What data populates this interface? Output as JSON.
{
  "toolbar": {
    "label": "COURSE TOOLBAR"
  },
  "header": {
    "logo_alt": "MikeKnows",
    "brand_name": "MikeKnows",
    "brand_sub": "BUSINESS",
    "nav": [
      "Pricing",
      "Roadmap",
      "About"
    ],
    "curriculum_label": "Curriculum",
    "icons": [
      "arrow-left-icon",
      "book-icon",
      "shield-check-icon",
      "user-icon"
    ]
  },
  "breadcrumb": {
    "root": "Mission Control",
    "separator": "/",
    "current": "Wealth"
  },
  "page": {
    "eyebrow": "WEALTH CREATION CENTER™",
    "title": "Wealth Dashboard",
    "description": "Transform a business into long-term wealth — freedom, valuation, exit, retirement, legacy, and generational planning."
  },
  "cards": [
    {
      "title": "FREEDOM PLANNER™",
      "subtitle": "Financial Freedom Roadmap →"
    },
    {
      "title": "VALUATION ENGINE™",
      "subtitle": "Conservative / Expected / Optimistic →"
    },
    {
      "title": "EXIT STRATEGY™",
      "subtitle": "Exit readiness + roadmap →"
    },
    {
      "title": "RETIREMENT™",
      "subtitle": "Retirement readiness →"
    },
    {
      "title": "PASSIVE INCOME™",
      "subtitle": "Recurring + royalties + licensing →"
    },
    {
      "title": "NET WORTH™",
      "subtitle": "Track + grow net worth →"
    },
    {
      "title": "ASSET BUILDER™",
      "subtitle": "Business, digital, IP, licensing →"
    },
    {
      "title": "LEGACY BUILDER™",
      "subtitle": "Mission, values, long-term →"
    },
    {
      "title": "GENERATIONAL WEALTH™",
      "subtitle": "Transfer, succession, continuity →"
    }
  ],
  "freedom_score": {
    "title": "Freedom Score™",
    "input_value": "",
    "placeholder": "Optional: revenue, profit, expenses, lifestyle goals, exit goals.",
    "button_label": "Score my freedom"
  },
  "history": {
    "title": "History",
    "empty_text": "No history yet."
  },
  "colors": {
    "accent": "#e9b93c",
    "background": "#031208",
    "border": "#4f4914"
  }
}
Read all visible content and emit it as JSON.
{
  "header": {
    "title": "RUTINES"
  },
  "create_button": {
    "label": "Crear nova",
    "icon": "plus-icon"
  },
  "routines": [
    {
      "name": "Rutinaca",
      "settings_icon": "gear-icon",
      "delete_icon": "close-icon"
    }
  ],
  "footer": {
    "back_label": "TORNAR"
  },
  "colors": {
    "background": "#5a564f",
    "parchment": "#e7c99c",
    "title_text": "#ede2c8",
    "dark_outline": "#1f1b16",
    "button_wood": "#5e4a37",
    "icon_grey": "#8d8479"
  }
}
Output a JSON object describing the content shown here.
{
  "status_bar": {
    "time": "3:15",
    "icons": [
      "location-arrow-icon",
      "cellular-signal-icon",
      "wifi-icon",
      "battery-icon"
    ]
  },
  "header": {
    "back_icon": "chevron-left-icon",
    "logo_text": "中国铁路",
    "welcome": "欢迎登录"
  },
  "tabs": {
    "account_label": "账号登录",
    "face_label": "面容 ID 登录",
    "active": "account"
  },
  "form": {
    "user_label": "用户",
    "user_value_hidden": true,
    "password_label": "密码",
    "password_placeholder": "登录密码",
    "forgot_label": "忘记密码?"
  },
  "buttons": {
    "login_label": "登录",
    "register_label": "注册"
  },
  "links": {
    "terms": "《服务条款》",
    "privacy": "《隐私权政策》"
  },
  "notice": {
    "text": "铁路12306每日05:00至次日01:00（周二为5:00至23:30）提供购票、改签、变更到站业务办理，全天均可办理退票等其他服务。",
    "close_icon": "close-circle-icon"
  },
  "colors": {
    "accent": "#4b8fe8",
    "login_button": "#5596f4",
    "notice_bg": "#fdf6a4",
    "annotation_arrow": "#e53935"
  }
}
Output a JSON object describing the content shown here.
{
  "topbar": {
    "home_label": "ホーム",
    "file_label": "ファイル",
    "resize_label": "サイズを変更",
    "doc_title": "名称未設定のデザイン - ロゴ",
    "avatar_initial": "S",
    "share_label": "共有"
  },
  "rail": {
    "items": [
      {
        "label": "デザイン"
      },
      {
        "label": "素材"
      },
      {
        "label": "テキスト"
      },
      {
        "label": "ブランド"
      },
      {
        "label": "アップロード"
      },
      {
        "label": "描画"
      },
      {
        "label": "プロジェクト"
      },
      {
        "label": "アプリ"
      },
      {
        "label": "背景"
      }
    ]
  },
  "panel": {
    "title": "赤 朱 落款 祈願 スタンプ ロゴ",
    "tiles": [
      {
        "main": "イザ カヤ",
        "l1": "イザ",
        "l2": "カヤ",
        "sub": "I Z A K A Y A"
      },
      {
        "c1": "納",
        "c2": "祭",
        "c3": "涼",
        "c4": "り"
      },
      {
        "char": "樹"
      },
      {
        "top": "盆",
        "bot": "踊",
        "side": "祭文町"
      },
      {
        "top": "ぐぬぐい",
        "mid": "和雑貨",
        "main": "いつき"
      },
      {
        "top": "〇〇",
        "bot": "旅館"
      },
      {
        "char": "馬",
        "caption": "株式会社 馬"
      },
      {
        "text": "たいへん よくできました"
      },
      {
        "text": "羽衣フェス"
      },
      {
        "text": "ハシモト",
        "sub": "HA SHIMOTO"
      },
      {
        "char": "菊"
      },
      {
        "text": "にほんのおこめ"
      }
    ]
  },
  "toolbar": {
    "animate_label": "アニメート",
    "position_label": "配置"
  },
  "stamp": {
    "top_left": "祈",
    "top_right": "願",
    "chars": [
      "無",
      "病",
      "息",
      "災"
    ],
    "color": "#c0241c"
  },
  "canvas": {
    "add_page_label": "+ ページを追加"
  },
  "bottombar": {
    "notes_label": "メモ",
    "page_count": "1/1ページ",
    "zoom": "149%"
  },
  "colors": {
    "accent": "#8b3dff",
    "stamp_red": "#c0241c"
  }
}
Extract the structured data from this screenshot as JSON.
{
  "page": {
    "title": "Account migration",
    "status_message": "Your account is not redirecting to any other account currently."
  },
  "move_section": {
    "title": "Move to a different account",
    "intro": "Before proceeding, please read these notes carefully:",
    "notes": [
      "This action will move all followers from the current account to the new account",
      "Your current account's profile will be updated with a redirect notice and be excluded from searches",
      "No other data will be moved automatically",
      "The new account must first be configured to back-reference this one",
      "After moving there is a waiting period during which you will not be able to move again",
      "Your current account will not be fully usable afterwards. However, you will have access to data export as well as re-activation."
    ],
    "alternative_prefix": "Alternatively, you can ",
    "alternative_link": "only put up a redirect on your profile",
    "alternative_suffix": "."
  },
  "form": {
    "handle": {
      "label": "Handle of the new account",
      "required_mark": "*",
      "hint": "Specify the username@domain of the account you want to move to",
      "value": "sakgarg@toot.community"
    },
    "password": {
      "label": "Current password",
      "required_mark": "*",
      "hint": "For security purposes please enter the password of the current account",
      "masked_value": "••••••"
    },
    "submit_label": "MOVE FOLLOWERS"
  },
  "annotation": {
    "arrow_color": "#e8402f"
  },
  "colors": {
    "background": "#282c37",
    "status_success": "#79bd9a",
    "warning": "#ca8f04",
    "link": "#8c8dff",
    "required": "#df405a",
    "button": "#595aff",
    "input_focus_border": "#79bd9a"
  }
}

Exercise details> Select, from the listing, all lines that include the word "Mission".

Solution to the exercise>
    "root": "Mission Control",
      "subtitle": "Mission, values, long-term →"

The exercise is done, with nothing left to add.